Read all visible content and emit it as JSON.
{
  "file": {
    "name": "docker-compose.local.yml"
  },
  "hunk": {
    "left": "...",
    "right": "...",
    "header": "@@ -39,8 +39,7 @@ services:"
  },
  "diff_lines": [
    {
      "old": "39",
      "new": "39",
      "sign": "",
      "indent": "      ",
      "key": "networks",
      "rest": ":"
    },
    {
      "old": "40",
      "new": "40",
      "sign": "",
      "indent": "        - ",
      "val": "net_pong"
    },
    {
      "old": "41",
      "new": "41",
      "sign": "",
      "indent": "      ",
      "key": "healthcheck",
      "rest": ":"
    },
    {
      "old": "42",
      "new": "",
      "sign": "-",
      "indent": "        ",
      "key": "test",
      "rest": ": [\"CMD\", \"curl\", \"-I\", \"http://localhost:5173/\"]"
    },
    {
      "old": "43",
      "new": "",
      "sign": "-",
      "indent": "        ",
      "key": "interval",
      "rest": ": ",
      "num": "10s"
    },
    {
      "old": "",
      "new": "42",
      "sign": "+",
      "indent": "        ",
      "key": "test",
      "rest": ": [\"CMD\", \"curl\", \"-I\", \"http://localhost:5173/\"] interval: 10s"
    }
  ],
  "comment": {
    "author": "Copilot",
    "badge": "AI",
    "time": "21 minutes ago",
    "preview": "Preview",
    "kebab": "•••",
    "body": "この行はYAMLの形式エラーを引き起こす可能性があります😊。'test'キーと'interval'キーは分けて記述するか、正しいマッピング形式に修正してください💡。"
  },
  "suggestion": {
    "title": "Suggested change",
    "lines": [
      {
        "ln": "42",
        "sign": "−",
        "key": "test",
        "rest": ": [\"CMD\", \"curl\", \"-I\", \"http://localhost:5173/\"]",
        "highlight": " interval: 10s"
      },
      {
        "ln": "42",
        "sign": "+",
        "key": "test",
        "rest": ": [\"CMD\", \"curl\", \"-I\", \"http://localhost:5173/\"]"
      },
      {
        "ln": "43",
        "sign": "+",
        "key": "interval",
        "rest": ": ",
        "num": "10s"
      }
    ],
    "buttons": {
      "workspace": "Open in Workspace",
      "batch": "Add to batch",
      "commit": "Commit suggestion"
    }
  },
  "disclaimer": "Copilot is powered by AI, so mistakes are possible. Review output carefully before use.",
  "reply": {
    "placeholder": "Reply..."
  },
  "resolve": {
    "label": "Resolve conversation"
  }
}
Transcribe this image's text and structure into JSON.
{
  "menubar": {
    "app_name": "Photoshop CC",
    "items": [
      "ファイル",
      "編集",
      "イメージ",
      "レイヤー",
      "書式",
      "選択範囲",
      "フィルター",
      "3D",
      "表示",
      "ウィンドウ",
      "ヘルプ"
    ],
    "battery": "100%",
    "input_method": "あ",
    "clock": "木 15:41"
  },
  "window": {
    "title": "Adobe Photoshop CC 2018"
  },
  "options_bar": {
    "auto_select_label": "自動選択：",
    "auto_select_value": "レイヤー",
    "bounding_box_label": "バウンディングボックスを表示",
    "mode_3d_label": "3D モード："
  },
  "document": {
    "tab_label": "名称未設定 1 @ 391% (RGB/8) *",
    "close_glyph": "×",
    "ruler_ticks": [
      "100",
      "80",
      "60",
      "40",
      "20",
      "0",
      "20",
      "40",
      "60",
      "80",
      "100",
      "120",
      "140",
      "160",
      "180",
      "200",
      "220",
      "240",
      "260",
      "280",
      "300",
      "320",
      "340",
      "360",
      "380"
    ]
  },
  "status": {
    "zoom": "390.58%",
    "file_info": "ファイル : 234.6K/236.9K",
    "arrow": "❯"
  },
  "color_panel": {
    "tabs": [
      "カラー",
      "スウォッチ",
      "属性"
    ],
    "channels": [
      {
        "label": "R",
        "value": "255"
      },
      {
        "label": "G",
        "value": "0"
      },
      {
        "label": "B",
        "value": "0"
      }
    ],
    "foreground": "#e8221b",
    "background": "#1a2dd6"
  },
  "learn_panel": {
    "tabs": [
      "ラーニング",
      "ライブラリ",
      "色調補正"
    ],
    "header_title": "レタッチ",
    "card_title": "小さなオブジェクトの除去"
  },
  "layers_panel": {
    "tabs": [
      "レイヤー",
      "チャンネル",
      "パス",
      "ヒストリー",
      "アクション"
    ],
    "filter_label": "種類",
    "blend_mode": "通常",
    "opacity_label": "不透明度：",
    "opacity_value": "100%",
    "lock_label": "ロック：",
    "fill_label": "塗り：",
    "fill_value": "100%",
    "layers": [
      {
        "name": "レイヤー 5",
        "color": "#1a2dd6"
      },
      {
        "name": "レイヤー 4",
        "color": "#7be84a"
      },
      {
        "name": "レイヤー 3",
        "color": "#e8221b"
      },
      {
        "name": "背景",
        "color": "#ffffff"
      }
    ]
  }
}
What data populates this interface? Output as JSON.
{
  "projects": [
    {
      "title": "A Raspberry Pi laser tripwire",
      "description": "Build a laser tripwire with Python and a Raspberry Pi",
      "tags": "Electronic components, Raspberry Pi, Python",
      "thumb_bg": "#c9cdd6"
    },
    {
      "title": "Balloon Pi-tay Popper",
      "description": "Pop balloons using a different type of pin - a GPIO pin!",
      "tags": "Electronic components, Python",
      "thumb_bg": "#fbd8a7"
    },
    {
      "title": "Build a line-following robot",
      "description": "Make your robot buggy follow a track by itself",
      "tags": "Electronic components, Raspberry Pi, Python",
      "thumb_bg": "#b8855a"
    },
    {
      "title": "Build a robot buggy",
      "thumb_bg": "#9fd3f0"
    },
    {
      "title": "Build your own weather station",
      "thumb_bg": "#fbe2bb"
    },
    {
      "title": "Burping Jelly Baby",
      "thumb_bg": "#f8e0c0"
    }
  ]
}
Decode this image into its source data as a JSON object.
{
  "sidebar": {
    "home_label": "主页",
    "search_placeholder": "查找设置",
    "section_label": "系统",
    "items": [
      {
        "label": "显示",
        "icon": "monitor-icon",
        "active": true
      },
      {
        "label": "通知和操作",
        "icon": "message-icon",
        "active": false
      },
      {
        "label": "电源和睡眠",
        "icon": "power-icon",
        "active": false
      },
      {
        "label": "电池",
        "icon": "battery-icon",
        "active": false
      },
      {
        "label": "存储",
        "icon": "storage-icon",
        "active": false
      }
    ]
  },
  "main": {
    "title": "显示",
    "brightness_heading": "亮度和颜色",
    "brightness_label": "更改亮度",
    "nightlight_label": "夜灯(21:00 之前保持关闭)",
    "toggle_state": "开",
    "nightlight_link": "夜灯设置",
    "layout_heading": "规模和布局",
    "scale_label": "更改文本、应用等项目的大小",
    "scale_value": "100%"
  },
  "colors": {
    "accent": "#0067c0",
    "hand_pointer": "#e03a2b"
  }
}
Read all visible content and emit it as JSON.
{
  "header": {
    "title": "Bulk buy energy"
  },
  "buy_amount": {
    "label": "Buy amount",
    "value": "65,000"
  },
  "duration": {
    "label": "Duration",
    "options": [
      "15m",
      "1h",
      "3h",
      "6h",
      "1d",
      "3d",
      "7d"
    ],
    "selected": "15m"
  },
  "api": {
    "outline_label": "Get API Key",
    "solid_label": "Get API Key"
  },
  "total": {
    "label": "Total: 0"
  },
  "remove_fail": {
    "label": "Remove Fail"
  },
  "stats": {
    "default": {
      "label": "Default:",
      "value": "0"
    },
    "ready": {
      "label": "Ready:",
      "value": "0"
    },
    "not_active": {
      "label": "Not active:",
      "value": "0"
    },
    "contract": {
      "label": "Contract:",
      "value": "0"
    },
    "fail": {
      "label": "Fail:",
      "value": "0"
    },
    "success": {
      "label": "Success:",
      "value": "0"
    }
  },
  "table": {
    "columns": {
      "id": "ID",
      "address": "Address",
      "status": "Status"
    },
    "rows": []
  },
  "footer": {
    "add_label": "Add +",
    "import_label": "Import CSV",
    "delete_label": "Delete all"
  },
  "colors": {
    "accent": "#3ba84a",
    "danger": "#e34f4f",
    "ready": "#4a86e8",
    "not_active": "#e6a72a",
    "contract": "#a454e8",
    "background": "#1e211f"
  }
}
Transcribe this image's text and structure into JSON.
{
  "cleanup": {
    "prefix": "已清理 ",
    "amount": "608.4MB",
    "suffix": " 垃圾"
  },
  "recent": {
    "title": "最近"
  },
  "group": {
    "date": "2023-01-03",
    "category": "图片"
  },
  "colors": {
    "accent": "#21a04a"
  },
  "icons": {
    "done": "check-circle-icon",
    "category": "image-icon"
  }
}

• • •

- Direction: List every line above that contains the word "Photoshop".

- Completed task:
    "app_name": "Photoshop CC",
    "title": "Adobe Photoshop CC 2018"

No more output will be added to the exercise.